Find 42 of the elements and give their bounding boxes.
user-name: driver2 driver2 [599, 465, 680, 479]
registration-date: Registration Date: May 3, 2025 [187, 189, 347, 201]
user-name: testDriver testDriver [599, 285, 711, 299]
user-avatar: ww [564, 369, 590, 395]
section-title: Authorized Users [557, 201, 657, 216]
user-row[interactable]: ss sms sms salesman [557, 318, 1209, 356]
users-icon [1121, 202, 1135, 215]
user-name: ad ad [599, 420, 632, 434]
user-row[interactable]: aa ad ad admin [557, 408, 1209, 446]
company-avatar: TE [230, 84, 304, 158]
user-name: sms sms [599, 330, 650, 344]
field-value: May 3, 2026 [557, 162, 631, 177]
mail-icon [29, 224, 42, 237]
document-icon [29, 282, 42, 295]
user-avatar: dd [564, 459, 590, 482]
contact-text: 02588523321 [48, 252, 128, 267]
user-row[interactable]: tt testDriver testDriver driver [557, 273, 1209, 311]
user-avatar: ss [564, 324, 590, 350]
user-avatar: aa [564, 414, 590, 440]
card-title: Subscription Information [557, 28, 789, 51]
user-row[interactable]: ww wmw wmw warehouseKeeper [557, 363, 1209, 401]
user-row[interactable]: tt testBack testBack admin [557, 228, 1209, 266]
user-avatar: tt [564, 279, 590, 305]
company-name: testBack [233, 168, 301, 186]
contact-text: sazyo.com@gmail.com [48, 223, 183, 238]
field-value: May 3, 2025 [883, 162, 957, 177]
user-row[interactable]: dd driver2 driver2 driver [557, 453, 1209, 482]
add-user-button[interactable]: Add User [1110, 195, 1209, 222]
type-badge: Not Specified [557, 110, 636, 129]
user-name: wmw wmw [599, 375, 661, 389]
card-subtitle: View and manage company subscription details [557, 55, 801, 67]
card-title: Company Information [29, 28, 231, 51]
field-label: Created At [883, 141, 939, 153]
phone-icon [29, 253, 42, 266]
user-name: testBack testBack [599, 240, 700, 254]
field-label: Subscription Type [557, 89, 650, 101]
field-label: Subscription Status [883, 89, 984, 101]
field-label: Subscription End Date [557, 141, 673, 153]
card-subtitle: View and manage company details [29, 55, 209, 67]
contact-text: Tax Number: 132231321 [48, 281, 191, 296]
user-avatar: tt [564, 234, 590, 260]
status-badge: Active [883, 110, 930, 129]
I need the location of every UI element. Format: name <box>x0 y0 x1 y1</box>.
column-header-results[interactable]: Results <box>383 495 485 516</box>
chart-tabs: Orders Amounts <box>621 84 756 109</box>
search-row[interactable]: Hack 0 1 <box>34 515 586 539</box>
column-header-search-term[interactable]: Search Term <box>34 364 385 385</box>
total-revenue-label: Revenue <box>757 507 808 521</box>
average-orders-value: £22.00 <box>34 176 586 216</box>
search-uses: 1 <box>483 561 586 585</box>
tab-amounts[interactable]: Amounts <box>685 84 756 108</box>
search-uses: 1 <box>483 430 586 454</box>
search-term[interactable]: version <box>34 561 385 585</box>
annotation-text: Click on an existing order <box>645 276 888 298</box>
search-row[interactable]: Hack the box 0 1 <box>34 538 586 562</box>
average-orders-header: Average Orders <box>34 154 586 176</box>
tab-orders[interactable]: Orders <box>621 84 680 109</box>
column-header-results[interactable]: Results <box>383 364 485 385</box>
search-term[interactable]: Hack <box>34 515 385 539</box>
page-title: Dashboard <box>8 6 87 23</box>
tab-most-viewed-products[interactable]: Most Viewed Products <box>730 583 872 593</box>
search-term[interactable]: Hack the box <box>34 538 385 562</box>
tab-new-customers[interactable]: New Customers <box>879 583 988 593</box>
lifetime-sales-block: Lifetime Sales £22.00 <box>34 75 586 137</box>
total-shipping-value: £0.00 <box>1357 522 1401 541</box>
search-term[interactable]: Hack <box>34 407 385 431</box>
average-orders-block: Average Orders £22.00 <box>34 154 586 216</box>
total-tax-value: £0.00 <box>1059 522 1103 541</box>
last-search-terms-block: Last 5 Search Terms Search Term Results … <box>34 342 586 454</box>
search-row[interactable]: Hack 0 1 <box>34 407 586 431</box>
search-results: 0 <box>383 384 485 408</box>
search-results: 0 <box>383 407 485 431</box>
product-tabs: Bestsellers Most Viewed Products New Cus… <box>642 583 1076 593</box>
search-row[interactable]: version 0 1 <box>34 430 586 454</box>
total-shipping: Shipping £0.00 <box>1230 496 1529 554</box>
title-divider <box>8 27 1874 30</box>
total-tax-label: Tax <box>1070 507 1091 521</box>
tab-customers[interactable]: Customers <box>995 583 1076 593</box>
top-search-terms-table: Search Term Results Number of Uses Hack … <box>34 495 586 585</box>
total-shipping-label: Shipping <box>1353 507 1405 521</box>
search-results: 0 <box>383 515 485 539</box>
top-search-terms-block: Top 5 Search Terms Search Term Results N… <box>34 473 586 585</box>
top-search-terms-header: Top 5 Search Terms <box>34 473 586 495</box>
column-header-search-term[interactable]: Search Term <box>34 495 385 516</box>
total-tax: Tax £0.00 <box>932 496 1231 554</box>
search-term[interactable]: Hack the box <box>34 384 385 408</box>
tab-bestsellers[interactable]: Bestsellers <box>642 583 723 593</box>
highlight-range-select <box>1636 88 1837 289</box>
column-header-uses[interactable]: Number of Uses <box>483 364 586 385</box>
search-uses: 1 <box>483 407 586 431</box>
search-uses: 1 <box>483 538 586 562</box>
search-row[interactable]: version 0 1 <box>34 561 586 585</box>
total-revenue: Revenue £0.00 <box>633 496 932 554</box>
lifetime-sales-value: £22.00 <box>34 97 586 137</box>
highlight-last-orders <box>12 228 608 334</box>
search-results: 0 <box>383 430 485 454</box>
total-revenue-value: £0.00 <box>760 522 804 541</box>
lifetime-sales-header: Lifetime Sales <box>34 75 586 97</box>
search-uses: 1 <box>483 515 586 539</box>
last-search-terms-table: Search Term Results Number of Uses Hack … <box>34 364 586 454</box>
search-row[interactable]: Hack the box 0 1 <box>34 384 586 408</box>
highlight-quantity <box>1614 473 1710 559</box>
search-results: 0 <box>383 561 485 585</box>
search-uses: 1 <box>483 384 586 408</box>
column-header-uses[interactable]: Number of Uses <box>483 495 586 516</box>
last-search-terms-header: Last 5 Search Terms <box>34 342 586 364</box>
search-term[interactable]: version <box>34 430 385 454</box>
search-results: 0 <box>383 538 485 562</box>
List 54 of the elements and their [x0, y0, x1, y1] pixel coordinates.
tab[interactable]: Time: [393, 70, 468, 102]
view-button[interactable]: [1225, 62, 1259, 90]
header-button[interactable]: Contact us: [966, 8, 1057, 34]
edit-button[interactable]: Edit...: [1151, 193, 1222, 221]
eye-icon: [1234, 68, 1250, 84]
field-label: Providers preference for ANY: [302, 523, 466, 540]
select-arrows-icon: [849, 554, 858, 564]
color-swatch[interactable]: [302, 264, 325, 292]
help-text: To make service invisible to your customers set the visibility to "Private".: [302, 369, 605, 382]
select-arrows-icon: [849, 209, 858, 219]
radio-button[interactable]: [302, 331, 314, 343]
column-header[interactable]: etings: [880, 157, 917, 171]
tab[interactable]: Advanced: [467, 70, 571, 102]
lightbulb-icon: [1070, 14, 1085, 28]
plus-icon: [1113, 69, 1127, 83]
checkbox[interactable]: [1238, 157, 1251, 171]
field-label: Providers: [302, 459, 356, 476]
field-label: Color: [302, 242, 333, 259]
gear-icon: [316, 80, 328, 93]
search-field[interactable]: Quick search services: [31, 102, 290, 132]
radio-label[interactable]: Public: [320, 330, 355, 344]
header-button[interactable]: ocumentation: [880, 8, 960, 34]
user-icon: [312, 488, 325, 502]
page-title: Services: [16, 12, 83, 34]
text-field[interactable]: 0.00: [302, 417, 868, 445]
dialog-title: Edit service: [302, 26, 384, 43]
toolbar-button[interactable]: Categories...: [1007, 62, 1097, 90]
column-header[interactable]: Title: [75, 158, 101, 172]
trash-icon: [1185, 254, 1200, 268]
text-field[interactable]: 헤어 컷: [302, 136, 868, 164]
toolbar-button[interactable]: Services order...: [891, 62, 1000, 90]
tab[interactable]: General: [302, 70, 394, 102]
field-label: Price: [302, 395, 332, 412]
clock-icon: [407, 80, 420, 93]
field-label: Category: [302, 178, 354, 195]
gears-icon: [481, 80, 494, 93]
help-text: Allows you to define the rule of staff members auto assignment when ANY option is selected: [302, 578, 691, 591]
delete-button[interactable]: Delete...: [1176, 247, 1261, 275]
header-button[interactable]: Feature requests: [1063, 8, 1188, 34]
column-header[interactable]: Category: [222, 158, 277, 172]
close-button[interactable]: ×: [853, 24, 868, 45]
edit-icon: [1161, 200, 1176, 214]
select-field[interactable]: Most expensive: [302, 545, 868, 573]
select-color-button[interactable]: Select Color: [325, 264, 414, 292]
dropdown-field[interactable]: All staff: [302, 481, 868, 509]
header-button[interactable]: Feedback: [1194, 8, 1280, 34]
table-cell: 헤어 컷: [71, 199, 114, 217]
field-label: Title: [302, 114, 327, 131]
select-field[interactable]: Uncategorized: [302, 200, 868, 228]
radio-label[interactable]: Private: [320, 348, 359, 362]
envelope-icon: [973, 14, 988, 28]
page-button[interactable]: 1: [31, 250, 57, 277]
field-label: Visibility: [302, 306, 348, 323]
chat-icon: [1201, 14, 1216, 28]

◆ ◆ ◆ ◆

#### [Task instructions]
Copy the data above word for word, from its first line through the line containing "user-avatar: aa [564, 414, 590, 440]", including that line.

#### [Exercise output]
Find 42 of the elements and give their bounding boxes.
user-name: driver2 driver2 [599, 465, 680, 479]
registration-date: Registration Date: May 3, 2025 [187, 189, 347, 201]
user-name: testDriver testDriver [599, 285, 711, 299]
user-avatar: ww [564, 369, 590, 395]
section-title: Authorized Users [557, 201, 657, 216]
user-row[interactable]: ss sms sms salesman [557, 318, 1209, 356]
users-icon [1121, 202, 1135, 215]
user-name: ad ad [599, 420, 632, 434]
user-row[interactable]: aa ad ad admin [557, 408, 1209, 446]
company-avatar: TE [230, 84, 304, 158]
user-name: sms sms [599, 330, 650, 344]
field-value: May 3, 2026 [557, 162, 631, 177]
mail-icon [29, 224, 42, 237]
document-icon [29, 282, 42, 295]
user-avatar: dd [564, 459, 590, 482]
contact-text: 02588523321 [48, 252, 128, 267]
user-row[interactable]: tt testDriver testDriver driver [557, 273, 1209, 311]
user-avatar: ss [564, 324, 590, 350]
user-avatar: aa [564, 414, 590, 440]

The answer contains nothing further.